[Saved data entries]
----

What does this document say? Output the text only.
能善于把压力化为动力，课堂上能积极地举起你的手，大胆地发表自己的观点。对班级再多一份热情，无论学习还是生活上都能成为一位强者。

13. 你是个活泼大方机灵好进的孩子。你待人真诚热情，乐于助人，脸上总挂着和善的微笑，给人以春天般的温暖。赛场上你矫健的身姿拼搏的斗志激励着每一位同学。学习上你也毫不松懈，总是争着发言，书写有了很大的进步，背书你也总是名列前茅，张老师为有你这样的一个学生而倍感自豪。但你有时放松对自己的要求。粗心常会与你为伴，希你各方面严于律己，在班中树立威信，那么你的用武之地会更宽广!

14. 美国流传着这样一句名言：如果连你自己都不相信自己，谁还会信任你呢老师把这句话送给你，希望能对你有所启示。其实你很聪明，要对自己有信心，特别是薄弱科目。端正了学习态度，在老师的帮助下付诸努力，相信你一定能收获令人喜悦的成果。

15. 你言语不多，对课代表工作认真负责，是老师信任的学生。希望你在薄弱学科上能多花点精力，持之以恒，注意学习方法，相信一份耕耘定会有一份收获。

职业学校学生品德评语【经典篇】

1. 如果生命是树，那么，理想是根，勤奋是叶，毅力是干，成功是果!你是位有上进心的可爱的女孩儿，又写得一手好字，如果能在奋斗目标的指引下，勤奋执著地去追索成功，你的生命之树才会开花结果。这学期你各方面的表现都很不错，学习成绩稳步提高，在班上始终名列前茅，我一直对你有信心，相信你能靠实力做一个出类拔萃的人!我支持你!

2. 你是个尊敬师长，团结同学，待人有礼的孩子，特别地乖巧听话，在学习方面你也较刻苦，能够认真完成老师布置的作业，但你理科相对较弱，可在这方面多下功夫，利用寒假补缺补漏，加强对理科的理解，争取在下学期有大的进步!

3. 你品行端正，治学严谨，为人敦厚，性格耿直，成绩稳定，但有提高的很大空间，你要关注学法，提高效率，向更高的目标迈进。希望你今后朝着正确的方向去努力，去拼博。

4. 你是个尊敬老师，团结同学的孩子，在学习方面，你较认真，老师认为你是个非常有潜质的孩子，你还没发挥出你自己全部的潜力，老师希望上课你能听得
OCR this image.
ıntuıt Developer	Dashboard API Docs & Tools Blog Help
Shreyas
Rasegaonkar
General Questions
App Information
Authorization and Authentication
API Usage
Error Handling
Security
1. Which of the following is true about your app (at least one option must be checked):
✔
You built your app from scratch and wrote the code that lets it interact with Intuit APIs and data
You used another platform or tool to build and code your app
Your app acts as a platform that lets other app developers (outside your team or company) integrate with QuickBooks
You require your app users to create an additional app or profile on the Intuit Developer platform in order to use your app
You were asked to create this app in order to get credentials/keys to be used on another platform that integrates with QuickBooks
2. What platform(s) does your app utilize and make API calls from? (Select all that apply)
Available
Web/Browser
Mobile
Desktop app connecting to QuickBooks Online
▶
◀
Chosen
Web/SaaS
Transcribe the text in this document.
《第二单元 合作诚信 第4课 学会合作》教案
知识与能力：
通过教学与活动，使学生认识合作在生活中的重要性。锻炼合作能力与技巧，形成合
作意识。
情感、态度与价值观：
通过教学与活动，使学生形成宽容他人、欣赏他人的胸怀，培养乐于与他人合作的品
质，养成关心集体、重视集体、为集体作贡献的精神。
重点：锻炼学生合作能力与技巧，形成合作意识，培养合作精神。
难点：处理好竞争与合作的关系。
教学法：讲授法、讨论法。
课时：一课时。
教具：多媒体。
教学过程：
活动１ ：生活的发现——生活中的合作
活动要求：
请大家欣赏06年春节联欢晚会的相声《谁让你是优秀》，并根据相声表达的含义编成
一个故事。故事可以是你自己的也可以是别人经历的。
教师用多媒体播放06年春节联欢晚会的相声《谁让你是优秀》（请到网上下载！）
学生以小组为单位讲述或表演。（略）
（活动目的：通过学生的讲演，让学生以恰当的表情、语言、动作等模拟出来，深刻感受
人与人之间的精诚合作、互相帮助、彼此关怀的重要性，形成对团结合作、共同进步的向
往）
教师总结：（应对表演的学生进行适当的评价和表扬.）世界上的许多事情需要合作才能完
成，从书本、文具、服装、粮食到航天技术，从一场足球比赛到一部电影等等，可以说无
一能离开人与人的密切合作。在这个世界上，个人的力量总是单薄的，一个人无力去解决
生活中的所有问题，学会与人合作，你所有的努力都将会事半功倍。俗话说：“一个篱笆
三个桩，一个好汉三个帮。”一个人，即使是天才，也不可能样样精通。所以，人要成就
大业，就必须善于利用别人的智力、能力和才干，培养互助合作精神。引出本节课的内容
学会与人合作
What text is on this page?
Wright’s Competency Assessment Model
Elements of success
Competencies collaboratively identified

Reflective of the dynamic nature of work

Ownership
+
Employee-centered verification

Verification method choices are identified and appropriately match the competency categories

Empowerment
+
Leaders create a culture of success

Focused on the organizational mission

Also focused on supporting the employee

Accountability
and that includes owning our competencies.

----

**THE PROBLEM**
Print every line of the records exactly. Omit nothing.

**WRITTEN REPLY**
What does this document say? Output the text only.
能善于把压力化为动力，课堂上能积极地举起你的手，大胆地发表自己的观点。对班级再多一份热情，无论学习还是生活上都能成为一位强者。

13. 你是个活泼大方机灵好进的孩子。你待人真诚热情，乐于助人，脸上总挂着和善的微笑，给人以春天般的温暖。赛场上你矫健的身姿拼搏的斗志激励着每一位同学。学习上你也毫不松懈，总是争着发言，书写有了很大的进步，背书你也总是名列前茅，张老师为有你这样的一个学生而倍感自豪。但你有时放松对自己的要求。粗心常会与你为伴，希你各方面严于律己，在班中树立威信，那么你的用武之地会更宽广!

14. 美国流传着这样一句名言：如果连你自己都不相信自己，谁还会信任你呢老师把这句话送给你，希望能对你有所启示。其实你很聪明，要对自己有信心，特别是薄弱科目。端正了学习态度，在老师的帮助下付诸努力，相信你一定能收获令人喜悦的成果。

15. 你言语不多，对课代表工作认真负责，是老师信任的学生。希望你在薄弱学科上能多花点精力，持之以恒，注意学习方法，相信一份耕耘定会有一份收获。

职业学校学生品德评语【经典篇】

1. 如果生命是树，那么，理想是根，勤奋是叶，毅力是干，成功是果!你是位有上进心的可爱的女孩儿，又写得一手好字，如果能在奋斗目标的指引下，勤奋执著地去追索成功，你的生命之树才会开花结果。这学期你各方面的表现都很不错，学习成绩稳步提高，在班上始终名列前茅，我一直对你有信心，相信你能靠实力做一个出类拔萃的人!我支持你!

2. 你是个尊敬师长，团结同学，待人有礼的孩子，特别地乖巧听话，在学习方面你也较刻苦，能够认真完成老师布置的作业，但你理科相对较弱，可在这方面多下功夫，利用寒假补缺补漏，加强对理科的理解，争取在下学期有大的进步!

3. 你品行端正，治学严谨，为人敦厚，性格耿直，成绩稳定，但有提高的很大空间，你要关注学法，提高效率，向更高的目标迈进。希望你今后朝着正确的方向去努力，去拼博。

4. 你是个尊敬老师，团结同学的孩子，在学习方面，你较认真，老师认为你是个非常有潜质的孩子，你还没发挥出你自己全部的潜力，老师希望上课你能听得
OCR this image.
ıntuıt Developer	Dashboard API Docs & Tools Blog Help
Shreyas
Rasegaonkar
General Questions
App Information
Authorization and Authentication
API Usage
Error Handling
Security
1. Which of the following is true about your app (at least one option must be checked):
✔
You built your app from scratch and wrote the code that lets it interact with Intuit APIs and data
You used another platform or tool to build and code your app
Your app acts as a platform that lets other app developers (outside your team or company) integrate with QuickBooks
You require your app users to create an additional app or profile on the Intuit Developer platform in order to use your app
You were asked to create this app in order to get credentials/keys to be used on another platform that integrates with QuickBooks
2. What platform(s) does your app utilize and make API calls from? (Select all that apply)
Available
Web/Browser
Mobile
Desktop app connecting to QuickBooks Online
▶
◀
Chosen
Web/SaaS
Transcribe the text in this document.
《第二单元 合作诚信 第4课 学会合作》教案
知识与能力：
通过教学与活动，使学生认识合作在生活中的重要性。锻炼合作能力与技巧，形成合
作意识。
情感、态度与价值观：
通过教学与活动，使学生形成宽容他人、欣赏他人的胸怀，培养乐于与他人合作的品
质，养成关心集体、重视集体、为集体作贡献的精神。
重点：锻炼学生合作能力与技巧，形成合作意识，培养合作精神。
难点：处理好竞争与合作的关系。
教学法：讲授法、讨论法。
课时：一课时。
教具：多媒体。
教学过程：
活动１ ：生活的发现——生活中的合作
活动要求：
请大家欣赏06年春节联欢晚会的相声《谁让你是优秀》，并根据相声表达的含义编成
一个故事。故事可以是你自己的也可以是别人经历的。
教师用多媒体播放06年春节联欢晚会的相声《谁让你是优秀》（请到网上下载！）
学生以小组为单位讲述或表演。（略）
（活动目的：通过学生的讲演，让学生以恰当的表情、语言、动作等模拟出来，深刻感受
人与人之间的精诚合作、互相帮助、彼此关怀的重要性，形成对团结合作、共同进步的向
往）
教师总结：（应对表演的学生进行适当的评价和表扬.）世界上的许多事情需要合作才能完
成，从书本、文具、服装、粮食到航天技术，从一场足球比赛到一部电影等等，可以说无
一能离开人与人的密切合作。在这个世界上，个人的力量总是单薄的，一个人无力去解决
生活中的所有问题，学会与人合作，你所有的努力都将会事半功倍。俗话说：“一个篱笆
三个桩，一个好汉三个帮。”一个人，即使是天才，也不可能样样精通。所以，人要成就
大业，就必须善于利用别人的智力、能力和才干，培养互助合作精神。引出本节课的内容
学会与人合作
What text is on this page?
Wright’s Competency Assessment Model
Elements of success
Competencies collaboratively identified

Reflective of the dynamic nature of work

Ownership
+
Employee-centered verification

Verification method choices are identified and appropriately match the competency categories

Empowerment
+
Leaders create a culture of success

Focused on the organizational mission

Also focused on supporting the employee

Accountability
and that includes owning our competencies.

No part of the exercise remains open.